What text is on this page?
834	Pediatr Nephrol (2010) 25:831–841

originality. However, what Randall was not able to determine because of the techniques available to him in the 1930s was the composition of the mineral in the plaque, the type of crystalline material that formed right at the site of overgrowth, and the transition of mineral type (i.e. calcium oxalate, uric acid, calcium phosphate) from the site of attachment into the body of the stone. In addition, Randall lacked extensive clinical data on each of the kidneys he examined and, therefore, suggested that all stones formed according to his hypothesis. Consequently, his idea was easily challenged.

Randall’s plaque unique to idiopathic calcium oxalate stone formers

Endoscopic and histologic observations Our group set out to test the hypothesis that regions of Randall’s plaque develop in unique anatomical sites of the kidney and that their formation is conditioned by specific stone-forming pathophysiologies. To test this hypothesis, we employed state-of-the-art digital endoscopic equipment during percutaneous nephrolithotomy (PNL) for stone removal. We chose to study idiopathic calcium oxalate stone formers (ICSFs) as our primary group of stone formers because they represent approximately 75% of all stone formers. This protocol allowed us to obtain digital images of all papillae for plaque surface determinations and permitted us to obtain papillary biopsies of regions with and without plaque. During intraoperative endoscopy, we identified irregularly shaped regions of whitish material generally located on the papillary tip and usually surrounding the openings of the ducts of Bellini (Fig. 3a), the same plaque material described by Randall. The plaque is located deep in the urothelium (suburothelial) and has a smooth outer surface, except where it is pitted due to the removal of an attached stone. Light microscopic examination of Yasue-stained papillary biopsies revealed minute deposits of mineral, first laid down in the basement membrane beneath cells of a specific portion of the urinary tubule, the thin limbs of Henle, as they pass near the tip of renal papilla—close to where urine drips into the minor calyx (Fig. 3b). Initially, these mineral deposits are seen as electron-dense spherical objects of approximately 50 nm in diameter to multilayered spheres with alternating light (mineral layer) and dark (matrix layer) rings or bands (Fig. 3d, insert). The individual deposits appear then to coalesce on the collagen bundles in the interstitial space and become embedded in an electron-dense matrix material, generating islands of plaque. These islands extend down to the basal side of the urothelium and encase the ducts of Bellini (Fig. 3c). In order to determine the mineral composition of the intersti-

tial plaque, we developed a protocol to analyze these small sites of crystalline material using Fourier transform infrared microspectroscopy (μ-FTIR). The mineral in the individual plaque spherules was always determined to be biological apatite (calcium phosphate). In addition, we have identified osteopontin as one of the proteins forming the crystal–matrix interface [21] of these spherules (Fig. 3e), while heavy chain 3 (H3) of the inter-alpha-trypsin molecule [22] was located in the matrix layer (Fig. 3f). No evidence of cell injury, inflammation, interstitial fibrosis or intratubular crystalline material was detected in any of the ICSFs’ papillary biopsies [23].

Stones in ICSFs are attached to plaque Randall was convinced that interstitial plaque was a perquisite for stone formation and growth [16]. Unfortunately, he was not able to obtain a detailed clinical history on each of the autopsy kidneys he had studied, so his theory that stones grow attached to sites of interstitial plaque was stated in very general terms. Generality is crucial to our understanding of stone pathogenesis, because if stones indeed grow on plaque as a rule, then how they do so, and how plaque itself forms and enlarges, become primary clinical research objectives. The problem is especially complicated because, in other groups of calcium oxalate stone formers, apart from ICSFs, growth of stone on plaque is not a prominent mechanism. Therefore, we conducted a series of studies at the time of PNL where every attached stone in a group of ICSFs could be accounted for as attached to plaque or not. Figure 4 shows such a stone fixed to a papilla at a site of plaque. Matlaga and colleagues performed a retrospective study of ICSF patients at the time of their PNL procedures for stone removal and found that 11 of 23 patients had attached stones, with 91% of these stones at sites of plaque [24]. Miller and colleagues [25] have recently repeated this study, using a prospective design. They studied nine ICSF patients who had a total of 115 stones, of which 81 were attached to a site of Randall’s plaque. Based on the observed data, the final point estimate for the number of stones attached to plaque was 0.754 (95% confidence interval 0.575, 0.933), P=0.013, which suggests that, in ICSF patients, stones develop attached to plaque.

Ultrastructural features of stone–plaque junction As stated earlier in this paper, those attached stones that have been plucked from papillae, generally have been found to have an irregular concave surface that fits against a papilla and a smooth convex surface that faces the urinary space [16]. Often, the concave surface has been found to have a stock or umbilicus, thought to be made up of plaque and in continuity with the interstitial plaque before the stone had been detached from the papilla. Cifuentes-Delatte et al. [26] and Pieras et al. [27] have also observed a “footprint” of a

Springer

> _EXERCISE_: Copy the whole of the data above exactly.

> _SOLUTION_:
What text is on this page?
834	Pediatr Nephrol (2010) 25:831–841

originality. However, what Randall was not able to determine because of the techniques available to him in the 1930s was the composition of the mineral in the plaque, the type of crystalline material that formed right at the site of overgrowth, and the transition of mineral type (i.e. calcium oxalate, uric acid, calcium phosphate) from the site of attachment into the body of the stone. In addition, Randall lacked extensive clinical data on each of the kidneys he examined and, therefore, suggested that all stones formed according to his hypothesis. Consequently, his idea was easily challenged.

Randall’s plaque unique to idiopathic calcium oxalate stone formers

Endoscopic and histologic observations Our group set out to test the hypothesis that regions of Randall’s plaque develop in unique anatomical sites of the kidney and that their formation is conditioned by specific stone-forming pathophysiologies. To test this hypothesis, we employed state-of-the-art digital endoscopic equipment during percutaneous nephrolithotomy (PNL) for stone removal. We chose to study idiopathic calcium oxalate stone formers (ICSFs) as our primary group of stone formers because they represent approximately 75% of all stone formers. This protocol allowed us to obtain digital images of all papillae for plaque surface determinations and permitted us to obtain papillary biopsies of regions with and without plaque. During intraoperative endoscopy, we identified irregularly shaped regions of whitish material generally located on the papillary tip and usually surrounding the openings of the ducts of Bellini (Fig. 3a), the same plaque material described by Randall. The plaque is located deep in the urothelium (suburothelial) and has a smooth outer surface, except where it is pitted due to the removal of an attached stone. Light microscopic examination of Yasue-stained papillary biopsies revealed minute deposits of mineral, first laid down in the basement membrane beneath cells of a specific portion of the urinary tubule, the thin limbs of Henle, as they pass near the tip of renal papilla—close to where urine drips into the minor calyx (Fig. 3b). Initially, these mineral deposits are seen as electron-dense spherical objects of approximately 50 nm in diameter to multilayered spheres with alternating light (mineral layer) and dark (matrix layer) rings or bands (Fig. 3d, insert). The individual deposits appear then to coalesce on the collagen bundles in the interstitial space and become embedded in an electron-dense matrix material, generating islands of plaque. These islands extend down to the basal side of the urothelium and encase the ducts of Bellini (Fig. 3c). In order to determine the mineral composition of the intersti-

tial plaque, we developed a protocol to analyze these small sites of crystalline material using Fourier transform infrared microspectroscopy (μ-FTIR). The mineral in the individual plaque spherules was always determined to be biological apatite (calcium phosphate). In addition, we have identified osteopontin as one of the proteins forming the crystal–matrix interface [21] of these spherules (Fig. 3e), while heavy chain 3 (H3) of the inter-alpha-trypsin molecule [22] was located in the matrix layer (Fig. 3f). No evidence of cell injury, inflammation, interstitial fibrosis or intratubular crystalline material was detected in any of the ICSFs’ papillary biopsies [23].

Stones in ICSFs are attached to plaque Randall was convinced that interstitial plaque was a perquisite for stone formation and growth [16]. Unfortunately, he was not able to obtain a detailed clinical history on each of the autopsy kidneys he had studied, so his theory that stones grow attached to sites of interstitial plaque was stated in very general terms. Generality is crucial to our understanding of stone pathogenesis, because if stones indeed grow on plaque as a rule, then how they do so, and how plaque itself forms and enlarges, become primary clinical research objectives. The problem is especially complicated because, in other groups of calcium oxalate stone formers, apart from ICSFs, growth of stone on plaque is not a prominent mechanism. Therefore, we conducted a series of studies at the time of PNL where every attached stone in a group of ICSFs could be accounted for as attached to plaque or not. Figure 4 shows such a stone fixed to a papilla at a site of plaque. Matlaga and colleagues performed a retrospective study of ICSF patients at the time of their PNL procedures for stone removal and found that 11 of 23 patients had attached stones, with 91% of these stones at sites of plaque [24]. Miller and colleagues [25] have recently repeated this study, using a prospective design. They studied nine ICSF patients who had a total of 115 stones, of which 81 were attached to a site of Randall’s plaque. Based on the observed data, the final point estimate for the number of stones attached to plaque was 0.754 (95% confidence interval 0.575, 0.933), P=0.013, which suggests that, in ICSF patients, stones develop attached to plaque.

Ultrastructural features of stone–plaque junction As stated earlier in this paper, those attached stones that have been plucked from papillae, generally have been found to have an irregular concave surface that fits against a papilla and a smooth convex surface that faces the urinary space [16]. Often, the concave surface has been found to have a stock or umbilicus, thought to be made up of plaque and in continuity with the interstitial plaque before the stone had been detached from the papilla. Cifuentes-Delatte et al. [26] and Pieras et al. [27] have also observed a “footprint” of a

Springer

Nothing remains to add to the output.